> [Your goal] Report only how many lines of the entries below contain the string "Size".

++++ Records for processing

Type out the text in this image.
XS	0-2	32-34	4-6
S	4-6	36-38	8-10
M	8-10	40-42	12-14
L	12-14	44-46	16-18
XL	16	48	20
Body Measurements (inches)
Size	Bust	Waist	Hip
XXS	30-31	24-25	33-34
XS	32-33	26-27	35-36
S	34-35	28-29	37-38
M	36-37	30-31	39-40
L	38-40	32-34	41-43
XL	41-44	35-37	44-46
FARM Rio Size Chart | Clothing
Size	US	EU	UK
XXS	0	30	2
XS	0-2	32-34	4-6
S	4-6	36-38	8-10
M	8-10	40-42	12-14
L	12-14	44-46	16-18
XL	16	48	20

++++++++

> [Written response] 3